Document extract –
Not everyone is so optimistic. David Taylor, Professor of Pharmaceutical and Public Health Policy at the University of London, described the idea of using prizes to stimulate scientific discovery as “half-baked but probably well-intended.”
“The definition of a prize is you don’t get the money unless you produce the goods,” said Taylor, who was not a member of the UN panel, in an interview MediaGlobal. He questioned whether “very large institutions are really prepared to risk very large investments for the possibility of no prize.”
Dilip Shah, Secretary General of the Indian Pharmaceutical Alliance, advocates grants rather than prizes. Grants would “encourage more and more companies and individuals to participate,” he told MediaGlobal, adding that funding is needed most during the development process, and well-placed grants could promote an “innovation culture.”
The developing world has a critical role to play in drug development, Shah said. Medical advancement is cheaper there. “Incentives could be used as a tool for enlarging the pool of innovators, for tapping R[esearch] and D[evelopment] potential in the developing regions and reducing the cost of innovation,” he said.

Provided records –
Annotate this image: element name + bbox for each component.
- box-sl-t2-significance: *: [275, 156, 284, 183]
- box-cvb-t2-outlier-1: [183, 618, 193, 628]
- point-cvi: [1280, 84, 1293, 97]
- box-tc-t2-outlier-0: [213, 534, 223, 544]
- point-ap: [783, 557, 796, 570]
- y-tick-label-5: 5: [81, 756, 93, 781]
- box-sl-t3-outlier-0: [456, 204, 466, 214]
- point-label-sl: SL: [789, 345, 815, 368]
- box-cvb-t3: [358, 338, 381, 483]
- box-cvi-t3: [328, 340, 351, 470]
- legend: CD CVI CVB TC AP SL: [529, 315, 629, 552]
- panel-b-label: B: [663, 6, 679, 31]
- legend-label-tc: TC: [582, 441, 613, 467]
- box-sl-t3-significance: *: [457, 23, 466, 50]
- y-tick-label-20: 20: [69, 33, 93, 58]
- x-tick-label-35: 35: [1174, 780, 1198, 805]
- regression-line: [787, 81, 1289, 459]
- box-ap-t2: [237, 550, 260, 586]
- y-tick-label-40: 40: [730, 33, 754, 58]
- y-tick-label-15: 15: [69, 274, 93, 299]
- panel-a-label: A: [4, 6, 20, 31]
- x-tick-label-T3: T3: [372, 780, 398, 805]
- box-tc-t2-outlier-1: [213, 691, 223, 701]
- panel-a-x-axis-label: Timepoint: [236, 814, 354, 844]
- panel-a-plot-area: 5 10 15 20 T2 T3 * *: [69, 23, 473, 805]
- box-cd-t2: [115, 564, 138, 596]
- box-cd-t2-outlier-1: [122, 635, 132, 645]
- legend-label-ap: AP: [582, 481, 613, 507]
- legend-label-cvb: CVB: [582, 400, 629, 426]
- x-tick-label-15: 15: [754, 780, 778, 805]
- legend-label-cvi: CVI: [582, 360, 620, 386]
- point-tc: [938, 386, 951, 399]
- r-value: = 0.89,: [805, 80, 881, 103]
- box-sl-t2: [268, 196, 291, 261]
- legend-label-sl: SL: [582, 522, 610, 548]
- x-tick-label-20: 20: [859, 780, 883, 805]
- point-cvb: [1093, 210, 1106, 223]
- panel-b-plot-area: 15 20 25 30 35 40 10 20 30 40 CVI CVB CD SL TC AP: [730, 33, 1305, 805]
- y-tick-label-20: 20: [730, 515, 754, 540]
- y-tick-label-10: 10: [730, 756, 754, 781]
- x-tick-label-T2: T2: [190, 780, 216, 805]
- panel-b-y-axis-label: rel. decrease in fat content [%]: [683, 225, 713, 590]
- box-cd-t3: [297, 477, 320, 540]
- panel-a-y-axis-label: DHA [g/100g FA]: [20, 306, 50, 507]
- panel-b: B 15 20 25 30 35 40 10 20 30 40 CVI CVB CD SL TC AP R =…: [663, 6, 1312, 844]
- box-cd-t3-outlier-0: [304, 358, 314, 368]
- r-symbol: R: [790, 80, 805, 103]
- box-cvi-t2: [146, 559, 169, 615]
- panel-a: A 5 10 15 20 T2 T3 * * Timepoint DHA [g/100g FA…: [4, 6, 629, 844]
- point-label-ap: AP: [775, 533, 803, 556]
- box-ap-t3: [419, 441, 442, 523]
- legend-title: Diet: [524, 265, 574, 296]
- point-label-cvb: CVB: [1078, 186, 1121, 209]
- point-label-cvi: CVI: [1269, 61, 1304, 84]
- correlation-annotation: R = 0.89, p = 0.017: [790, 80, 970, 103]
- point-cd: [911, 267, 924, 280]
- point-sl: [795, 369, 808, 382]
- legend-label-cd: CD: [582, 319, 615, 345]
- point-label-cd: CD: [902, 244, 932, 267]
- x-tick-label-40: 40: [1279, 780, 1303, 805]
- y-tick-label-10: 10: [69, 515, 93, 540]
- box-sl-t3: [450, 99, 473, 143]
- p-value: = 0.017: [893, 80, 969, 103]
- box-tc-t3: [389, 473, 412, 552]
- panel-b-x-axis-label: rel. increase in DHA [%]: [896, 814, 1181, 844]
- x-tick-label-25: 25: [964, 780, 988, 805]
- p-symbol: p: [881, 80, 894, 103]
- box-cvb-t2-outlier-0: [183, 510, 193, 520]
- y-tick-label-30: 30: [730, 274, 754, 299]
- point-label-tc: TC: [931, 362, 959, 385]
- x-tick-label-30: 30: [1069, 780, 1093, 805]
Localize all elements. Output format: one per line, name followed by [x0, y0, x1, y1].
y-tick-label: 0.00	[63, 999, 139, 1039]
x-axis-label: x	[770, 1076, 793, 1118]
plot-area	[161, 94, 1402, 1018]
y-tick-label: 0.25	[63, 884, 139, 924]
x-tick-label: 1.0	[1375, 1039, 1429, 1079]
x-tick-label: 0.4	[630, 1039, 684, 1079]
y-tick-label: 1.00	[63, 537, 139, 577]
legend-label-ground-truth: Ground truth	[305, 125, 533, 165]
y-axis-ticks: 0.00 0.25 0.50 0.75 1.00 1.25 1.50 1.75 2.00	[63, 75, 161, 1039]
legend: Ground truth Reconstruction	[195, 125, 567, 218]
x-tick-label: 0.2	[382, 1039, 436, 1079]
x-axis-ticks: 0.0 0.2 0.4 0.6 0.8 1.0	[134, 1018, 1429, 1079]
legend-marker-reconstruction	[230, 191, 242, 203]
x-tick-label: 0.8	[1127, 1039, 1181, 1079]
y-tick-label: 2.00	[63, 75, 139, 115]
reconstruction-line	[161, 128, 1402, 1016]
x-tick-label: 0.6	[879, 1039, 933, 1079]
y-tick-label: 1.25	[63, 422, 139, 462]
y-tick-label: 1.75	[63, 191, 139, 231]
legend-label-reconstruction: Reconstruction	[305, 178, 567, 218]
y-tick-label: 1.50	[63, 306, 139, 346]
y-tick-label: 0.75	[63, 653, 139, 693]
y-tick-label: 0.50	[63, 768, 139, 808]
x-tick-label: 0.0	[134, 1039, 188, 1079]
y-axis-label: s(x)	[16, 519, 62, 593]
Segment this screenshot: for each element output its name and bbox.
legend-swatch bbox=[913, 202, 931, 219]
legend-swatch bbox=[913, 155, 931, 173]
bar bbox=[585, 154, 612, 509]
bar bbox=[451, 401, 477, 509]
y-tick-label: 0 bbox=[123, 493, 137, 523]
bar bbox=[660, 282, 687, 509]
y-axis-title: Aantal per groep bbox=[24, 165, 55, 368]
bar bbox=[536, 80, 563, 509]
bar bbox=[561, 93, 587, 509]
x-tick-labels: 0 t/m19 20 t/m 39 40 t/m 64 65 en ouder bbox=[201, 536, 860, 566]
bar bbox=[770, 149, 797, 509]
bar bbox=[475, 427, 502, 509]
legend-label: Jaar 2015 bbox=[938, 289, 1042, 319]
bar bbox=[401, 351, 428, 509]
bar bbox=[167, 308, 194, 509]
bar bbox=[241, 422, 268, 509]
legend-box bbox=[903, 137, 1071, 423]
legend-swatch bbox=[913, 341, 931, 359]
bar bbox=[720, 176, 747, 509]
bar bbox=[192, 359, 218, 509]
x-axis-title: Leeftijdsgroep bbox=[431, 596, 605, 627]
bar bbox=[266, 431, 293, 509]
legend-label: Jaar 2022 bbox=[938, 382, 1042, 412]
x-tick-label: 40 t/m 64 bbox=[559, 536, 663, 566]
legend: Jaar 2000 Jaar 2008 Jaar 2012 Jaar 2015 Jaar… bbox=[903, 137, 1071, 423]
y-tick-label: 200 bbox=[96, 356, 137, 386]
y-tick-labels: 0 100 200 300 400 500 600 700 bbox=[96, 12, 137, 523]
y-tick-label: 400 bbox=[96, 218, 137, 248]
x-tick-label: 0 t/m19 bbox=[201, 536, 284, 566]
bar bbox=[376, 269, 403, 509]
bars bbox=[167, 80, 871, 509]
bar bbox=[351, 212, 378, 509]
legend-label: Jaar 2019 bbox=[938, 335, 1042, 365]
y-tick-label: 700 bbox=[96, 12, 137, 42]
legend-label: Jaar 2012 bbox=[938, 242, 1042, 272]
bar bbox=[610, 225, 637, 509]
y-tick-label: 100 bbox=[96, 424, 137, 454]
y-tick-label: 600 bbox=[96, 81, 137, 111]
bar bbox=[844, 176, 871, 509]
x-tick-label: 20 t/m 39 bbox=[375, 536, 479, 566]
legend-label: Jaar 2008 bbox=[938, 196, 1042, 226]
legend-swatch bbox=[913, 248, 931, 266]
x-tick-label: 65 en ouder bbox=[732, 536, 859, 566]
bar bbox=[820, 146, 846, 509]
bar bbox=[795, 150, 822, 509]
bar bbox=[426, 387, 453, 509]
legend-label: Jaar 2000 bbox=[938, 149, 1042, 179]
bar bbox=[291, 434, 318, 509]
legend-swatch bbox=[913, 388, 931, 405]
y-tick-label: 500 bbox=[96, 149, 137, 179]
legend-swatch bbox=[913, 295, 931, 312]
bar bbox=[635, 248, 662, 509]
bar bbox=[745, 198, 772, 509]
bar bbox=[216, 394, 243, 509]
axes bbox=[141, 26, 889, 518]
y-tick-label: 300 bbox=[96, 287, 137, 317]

Activities –
1 - In the passage on prizes and grants for drug development, what does Dilip Shah favor instead of prizes?
2 - Resume the passage on prizes and grants for drug development after its last sentence.
The entries have no role in this exercise.

Answers below –
1 - Grants.

2 -
Ogwell agrees that bringing drug research and manufacturing to the global South makes economic sense—and bringing the pharmaceutical industry to Africa could speed the formation of knowledge-based economies in some of the world’s least developed countries. “We think it’s not impossible to be able to transfer a lot of the production into Africa and make the prizes a fraction” of the monetary amount they would need to be elsewhere, Ogwell told MediaGlobal.
Yet developing medicines for neglected diseases is not enough. The treatments must be made available, and a tangle of patent laws and international treaties often stand between crucial new medicines and those who need them.
“The prize discussion is about the pipeline for new drugs, and that’s a longer-term proposition. For existing drugs it’s an issue of compulsory license on the patent,” Love told MediaGlobal, citing Thailand’s decision last year to override patents prohibiting generic production of several critical medicines.
“For example, Plavix, a heart disease drug, was two dollars a day in Thailand before the compulsory license, and that’s about 40 percent of the income of the bottom 80 percent of the population,” Love said. “Countries, the ones that are taking action, are issuing compulsory licenses on the patents so they can get generic drugs—that’s the most important access battle that’s going on.”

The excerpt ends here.